** BEGIN **

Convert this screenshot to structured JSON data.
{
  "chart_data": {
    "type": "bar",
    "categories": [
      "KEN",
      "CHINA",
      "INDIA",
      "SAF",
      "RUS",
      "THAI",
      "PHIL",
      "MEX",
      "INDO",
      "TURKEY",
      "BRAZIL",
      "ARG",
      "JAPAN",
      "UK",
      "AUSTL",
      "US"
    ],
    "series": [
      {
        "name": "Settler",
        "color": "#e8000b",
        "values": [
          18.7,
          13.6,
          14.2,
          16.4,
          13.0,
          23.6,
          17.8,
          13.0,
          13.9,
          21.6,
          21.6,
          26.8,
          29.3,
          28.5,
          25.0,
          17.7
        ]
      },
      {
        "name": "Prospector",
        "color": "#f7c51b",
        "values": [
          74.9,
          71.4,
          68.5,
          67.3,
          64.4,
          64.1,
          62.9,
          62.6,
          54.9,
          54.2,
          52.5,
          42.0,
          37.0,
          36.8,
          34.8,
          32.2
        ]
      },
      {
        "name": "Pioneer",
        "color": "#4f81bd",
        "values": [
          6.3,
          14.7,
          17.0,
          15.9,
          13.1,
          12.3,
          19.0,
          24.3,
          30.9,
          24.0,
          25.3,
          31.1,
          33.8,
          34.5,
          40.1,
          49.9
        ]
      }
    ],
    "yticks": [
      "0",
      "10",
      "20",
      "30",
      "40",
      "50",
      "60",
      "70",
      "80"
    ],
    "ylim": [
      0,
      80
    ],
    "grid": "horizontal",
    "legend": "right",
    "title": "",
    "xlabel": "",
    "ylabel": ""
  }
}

** END **

- Short exercise -
Look through the entries above. Extract each line with the word "name".

- Correct output -
        "name": "Settler",
        "name": "Prospector",
        "name": "Pioneer",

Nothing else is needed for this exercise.